◆ **Set problem**
Rewrite the listing below with every instance of "candlestick" replaced by "candle bar" and all other text left unchanged. Omit the pictures from your answer.

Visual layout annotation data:

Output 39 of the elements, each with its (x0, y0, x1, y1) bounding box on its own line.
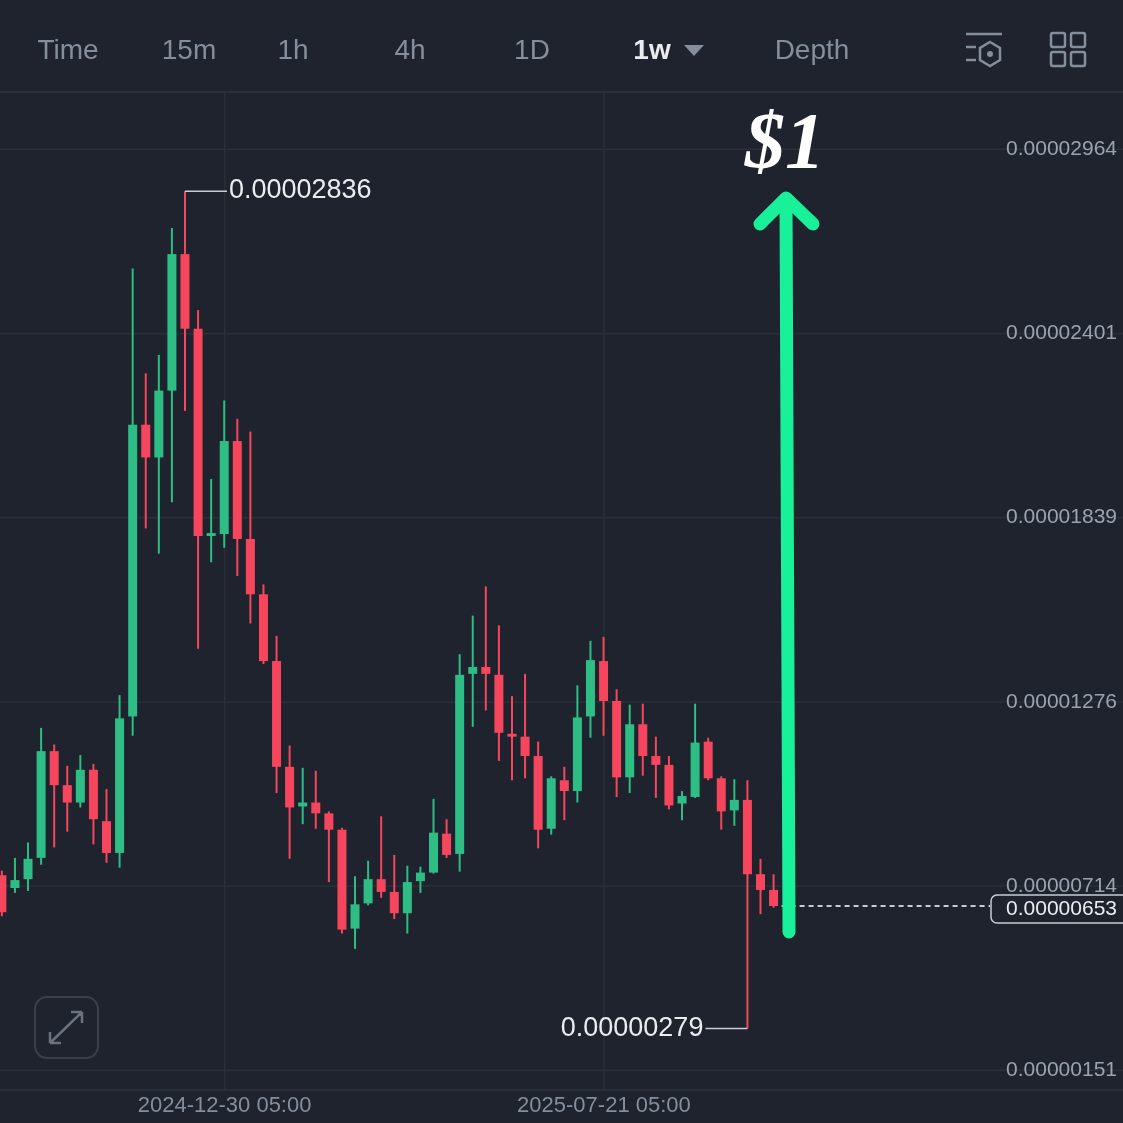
candlestick (756, 857, 765, 916)
y-tick-label: 0.00002964 (1006, 135, 1118, 159)
y-tick-label: 0.00001839 (1006, 504, 1117, 528)
candlestick (415, 865, 425, 894)
candlestick (559, 765, 569, 822)
candlestick (389, 853, 399, 921)
annotation: 0.00000279 (560, 1011, 704, 1042)
x-tick-label: 2024-12-30 05:00 (137, 1091, 312, 1117)
y-tick-label: 0.00001276 (1006, 688, 1117, 712)
candlestick (468, 614, 478, 728)
x-tick-label: 2025-07-21 05:00 (517, 1091, 691, 1117)
candlestick (520, 672, 530, 780)
text: 1D (514, 34, 550, 66)
candlestick (507, 695, 517, 782)
y-tick-label: 0.00002401 (1006, 320, 1117, 344)
annotation: $1 (744, 97, 825, 186)
y-tick-label: 0.00000714 (1006, 872, 1118, 896)
text: 1h (277, 34, 309, 66)
y-tick-label: 0.00000151 (1006, 1056, 1117, 1080)
text: Depth (774, 34, 850, 66)
annotation: 0.00002836 (228, 174, 372, 205)
text: 4h (394, 34, 426, 66)
candlestick (442, 818, 452, 859)
candlestick (729, 778, 739, 827)
ref-line-label: 0.00000653 (1006, 895, 1117, 919)
candlestick (376, 815, 386, 899)
text: Time (37, 34, 99, 66)
candlestick (651, 735, 661, 799)
candlestick (769, 873, 779, 909)
candlestick (206, 478, 216, 564)
candlestick (62, 764, 72, 833)
candlestick (23, 841, 33, 892)
candlestick (10, 856, 20, 894)
text: 1w (633, 34, 671, 66)
candlestick (481, 585, 491, 712)
candlestick (677, 790, 687, 822)
candlestick (311, 769, 321, 830)
candlestick (324, 810, 334, 884)
text: 15m (161, 34, 217, 66)
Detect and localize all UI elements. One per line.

◆ **Exercise answer**
Output 39 of the elements, each with its (x0, y0, x1, y1) bounding box on its own line.
candle bar (756, 857, 765, 916)
y-tick-label: 0.00002964 (1006, 135, 1118, 159)
y-tick-label: 0.00001839 (1006, 504, 1117, 528)
candle bar (415, 865, 425, 894)
candle bar (559, 765, 569, 822)
candle bar (389, 853, 399, 921)
annotation: 0.00000279 (560, 1011, 704, 1042)
x-tick-label: 2024-12-30 05:00 (137, 1091, 312, 1117)
y-tick-label: 0.00001276 (1006, 688, 1117, 712)
candle bar (468, 614, 478, 728)
x-tick-label: 2025-07-21 05:00 (517, 1091, 691, 1117)
candle bar (520, 672, 530, 780)
text: 1D (514, 34, 550, 66)
candle bar (507, 695, 517, 782)
y-tick-label: 0.00002401 (1006, 320, 1117, 344)
annotation: $1 (744, 97, 825, 186)
y-tick-label: 0.00000714 (1006, 872, 1118, 896)
text: 1h (277, 34, 309, 66)
y-tick-label: 0.00000151 (1006, 1056, 1117, 1080)
text: Depth (774, 34, 850, 66)
annotation: 0.00002836 (228, 174, 372, 205)
text: 4h (394, 34, 426, 66)
candle bar (442, 818, 452, 859)
candle bar (729, 778, 739, 827)
ref-line-label: 0.00000653 (1006, 895, 1117, 919)
candle bar (376, 815, 386, 899)
text: Time (37, 34, 99, 66)
candle bar (651, 735, 661, 799)
candle bar (769, 873, 779, 909)
candle bar (206, 478, 216, 564)
candle bar (62, 764, 72, 833)
candle bar (23, 841, 33, 892)
candle bar (10, 856, 20, 894)
text: 1w (633, 34, 671, 66)
candle bar (481, 585, 491, 712)
candle bar (677, 790, 687, 822)
candle bar (311, 769, 321, 830)
candle bar (324, 810, 334, 884)
text: 15m (161, 34, 217, 66)
Detect and localize all UI elements. One per line.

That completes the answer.